Problem details
Comb through the entries for "werden" and pull out each line that holds it.

Input material
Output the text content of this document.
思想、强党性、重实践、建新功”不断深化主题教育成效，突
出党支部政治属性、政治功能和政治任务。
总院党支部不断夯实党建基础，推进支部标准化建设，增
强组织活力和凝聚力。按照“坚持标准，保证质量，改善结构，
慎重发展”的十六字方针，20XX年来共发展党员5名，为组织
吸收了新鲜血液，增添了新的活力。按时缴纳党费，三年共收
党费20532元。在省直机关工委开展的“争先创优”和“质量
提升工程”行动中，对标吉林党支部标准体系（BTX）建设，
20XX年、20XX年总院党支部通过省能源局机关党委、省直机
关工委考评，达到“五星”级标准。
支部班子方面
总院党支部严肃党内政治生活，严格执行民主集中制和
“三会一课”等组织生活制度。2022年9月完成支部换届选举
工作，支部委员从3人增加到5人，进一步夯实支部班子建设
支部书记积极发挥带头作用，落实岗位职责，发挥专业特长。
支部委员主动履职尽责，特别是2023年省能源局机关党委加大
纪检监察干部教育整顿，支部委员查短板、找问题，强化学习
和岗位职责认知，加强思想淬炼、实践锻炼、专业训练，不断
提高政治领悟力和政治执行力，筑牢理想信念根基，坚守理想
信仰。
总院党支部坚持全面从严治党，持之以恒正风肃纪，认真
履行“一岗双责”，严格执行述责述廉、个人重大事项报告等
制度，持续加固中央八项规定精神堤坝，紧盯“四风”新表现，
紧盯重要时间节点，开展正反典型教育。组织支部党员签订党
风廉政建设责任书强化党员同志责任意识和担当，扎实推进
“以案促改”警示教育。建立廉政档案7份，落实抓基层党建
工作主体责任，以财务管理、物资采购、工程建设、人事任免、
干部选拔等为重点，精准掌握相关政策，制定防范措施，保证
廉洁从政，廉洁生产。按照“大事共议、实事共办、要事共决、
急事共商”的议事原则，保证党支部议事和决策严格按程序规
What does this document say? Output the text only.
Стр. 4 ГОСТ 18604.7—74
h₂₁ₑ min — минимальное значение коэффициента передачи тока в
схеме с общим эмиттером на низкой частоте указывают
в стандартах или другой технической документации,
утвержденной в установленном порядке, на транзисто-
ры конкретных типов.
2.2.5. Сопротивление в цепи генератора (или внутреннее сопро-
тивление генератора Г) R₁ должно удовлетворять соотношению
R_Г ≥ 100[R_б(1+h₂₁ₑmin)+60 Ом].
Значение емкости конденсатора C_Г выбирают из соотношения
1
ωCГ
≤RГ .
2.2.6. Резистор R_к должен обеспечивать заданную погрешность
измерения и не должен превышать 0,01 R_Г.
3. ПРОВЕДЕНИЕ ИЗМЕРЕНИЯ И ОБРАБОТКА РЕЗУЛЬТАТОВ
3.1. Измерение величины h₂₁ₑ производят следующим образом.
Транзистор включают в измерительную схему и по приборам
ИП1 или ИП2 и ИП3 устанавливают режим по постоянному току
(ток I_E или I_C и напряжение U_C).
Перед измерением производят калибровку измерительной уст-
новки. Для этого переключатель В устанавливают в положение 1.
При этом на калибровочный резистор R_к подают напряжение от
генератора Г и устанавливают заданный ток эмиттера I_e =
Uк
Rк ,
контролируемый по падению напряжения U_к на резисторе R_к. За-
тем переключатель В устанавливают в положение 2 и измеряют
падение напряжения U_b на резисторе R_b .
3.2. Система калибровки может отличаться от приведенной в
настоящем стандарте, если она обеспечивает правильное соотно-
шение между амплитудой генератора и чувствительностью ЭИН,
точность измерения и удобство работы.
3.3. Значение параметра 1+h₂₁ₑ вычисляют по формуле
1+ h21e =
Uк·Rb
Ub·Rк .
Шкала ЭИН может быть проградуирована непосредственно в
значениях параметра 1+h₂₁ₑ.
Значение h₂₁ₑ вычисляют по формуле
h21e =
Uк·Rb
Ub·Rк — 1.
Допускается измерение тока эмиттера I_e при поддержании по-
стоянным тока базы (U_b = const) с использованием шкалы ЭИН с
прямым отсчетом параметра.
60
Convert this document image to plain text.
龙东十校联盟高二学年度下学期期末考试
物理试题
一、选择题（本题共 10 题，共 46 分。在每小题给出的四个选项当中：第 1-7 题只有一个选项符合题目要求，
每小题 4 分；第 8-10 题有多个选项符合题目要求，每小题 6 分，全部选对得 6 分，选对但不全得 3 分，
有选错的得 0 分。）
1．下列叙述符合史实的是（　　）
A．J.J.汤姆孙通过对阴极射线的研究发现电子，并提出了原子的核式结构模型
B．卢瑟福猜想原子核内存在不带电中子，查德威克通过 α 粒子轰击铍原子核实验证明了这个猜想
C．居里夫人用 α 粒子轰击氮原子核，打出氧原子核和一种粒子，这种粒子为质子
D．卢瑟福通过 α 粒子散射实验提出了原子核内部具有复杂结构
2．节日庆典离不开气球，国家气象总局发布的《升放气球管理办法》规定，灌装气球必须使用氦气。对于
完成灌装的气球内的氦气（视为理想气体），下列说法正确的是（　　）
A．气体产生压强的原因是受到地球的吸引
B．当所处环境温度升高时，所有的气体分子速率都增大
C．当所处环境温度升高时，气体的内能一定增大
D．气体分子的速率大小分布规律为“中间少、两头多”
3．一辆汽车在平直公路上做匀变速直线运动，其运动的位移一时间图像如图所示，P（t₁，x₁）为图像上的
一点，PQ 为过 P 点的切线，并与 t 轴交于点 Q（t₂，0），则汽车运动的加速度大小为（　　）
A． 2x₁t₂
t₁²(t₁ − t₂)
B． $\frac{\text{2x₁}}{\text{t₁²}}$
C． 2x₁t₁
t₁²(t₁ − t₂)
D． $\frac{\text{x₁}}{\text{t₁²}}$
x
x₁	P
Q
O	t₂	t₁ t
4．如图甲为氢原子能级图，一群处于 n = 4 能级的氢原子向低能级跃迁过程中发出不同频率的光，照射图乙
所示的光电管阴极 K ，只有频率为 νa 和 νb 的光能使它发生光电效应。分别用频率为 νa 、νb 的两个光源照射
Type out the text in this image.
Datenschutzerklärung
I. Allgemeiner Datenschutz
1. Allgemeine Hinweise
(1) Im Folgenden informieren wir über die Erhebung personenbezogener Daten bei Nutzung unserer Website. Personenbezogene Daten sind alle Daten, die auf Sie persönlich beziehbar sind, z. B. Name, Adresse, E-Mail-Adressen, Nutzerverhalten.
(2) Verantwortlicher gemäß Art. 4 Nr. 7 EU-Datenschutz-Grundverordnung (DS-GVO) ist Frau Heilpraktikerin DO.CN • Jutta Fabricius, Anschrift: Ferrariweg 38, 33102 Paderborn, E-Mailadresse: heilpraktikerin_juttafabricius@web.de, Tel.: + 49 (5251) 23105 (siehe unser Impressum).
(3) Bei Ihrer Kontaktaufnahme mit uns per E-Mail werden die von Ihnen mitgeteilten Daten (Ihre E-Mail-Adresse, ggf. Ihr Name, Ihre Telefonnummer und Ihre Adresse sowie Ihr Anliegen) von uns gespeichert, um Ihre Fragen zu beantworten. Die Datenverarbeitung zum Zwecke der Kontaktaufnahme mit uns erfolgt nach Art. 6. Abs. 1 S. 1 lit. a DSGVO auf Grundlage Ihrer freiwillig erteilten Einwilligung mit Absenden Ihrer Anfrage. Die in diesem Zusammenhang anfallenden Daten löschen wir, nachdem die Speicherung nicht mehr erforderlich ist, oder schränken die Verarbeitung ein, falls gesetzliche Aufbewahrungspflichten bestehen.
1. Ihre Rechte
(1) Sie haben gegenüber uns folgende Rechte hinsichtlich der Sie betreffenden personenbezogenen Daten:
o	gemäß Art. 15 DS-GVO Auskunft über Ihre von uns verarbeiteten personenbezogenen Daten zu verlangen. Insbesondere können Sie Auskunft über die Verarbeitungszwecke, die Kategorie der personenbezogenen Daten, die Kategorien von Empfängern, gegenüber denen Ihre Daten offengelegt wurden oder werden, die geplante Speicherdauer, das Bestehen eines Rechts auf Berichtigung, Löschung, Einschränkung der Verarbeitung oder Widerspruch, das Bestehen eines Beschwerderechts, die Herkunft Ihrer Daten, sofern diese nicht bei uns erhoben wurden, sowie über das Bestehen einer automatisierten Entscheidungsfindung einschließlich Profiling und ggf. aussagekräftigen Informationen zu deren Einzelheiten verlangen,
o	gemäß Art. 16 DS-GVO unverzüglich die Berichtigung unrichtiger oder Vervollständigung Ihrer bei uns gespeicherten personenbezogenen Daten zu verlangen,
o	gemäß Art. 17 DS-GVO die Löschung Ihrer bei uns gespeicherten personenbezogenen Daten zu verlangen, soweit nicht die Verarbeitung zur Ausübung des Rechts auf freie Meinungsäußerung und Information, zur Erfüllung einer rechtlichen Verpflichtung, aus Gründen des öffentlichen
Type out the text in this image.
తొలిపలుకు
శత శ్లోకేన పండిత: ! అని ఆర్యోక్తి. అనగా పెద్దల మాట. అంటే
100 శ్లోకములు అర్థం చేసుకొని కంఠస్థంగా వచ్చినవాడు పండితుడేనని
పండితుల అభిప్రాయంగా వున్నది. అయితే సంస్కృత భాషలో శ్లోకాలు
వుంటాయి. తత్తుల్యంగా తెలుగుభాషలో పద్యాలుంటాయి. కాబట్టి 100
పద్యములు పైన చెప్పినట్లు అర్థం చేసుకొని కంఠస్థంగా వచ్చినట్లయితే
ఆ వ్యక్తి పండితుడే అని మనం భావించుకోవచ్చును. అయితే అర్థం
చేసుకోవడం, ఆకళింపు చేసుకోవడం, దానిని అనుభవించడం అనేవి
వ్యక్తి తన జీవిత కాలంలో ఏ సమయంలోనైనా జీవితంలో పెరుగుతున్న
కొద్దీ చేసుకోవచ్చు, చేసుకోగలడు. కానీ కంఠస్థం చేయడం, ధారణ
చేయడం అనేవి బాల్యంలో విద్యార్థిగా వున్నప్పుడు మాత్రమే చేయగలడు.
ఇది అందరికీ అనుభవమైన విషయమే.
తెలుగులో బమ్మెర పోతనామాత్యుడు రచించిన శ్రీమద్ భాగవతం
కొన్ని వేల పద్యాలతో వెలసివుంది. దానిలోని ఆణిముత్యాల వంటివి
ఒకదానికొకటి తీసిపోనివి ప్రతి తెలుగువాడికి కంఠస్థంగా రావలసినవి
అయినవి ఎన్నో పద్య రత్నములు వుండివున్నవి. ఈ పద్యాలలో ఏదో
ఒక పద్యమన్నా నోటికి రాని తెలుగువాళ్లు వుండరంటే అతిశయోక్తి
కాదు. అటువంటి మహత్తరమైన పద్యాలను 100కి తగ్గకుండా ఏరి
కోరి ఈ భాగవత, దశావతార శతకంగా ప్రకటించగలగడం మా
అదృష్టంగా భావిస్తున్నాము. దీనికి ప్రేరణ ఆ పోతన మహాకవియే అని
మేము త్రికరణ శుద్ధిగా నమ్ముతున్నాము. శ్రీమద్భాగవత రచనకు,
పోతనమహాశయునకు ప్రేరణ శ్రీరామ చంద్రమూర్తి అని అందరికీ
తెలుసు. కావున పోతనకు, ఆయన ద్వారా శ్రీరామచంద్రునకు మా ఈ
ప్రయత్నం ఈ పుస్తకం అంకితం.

Full response
(3) Bei Ihrer Kontaktaufnahme mit uns per E-Mail werden die von Ihnen mitgeteilten Daten (Ihre E-Mail-Adresse, ggf. Ihr Name, Ihre Telefonnummer und Ihre Adresse sowie Ihr Anliegen) von uns gespeichert, um Ihre Fragen zu beantworten. Die Datenverarbeitung zum Zwecke der Kontaktaufnahme mit uns erfolgt nach Art. 6. Abs. 1 S. 1 lit. a DSGVO auf Grundlage Ihrer freiwillig erteilten Einwilligung mit Absenden Ihrer Anfrage. Die in diesem Zusammenhang anfallenden Daten löschen wir, nachdem die Speicherung nicht mehr erforderlich ist, oder schränken die Verarbeitung ein, falls gesetzliche Aufbewahrungspflichten bestehen.
o	gemäß Art. 15 DS-GVO Auskunft über Ihre von uns verarbeiteten personenbezogenen Daten zu verlangen. Insbesondere können Sie Auskunft über die Verarbeitungszwecke, die Kategorie der personenbezogenen Daten, die Kategorien von Empfängern, gegenüber denen Ihre Daten offengelegt wurden oder werden, die geplante Speicherdauer, das Bestehen eines Rechts auf Berichtigung, Löschung, Einschränkung der Verarbeitung oder Widerspruch, das Bestehen eines Beschwerderechts, die Herkunft Ihrer Daten, sofern diese nicht bei uns erhoben wurden, sowie über das Bestehen einer automatisierten Entscheidungsfindung einschließlich Profiling und ggf. aussagekräftigen Informationen zu deren Einzelheiten verlangen,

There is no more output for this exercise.